**What the exercise asks**
Restate the complete material exactly.

**Given records**
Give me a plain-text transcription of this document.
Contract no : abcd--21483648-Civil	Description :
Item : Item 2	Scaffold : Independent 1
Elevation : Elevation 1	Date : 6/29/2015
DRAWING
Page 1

**Solution to this exercise**
Give me a plain-text transcription of this document.
Contract no : abcd--21483648-Civil	Description :
Item : Item 2	Scaffold : Independent 1
Elevation : Elevation 1	Date : 6/29/2015
DRAWING
Page 1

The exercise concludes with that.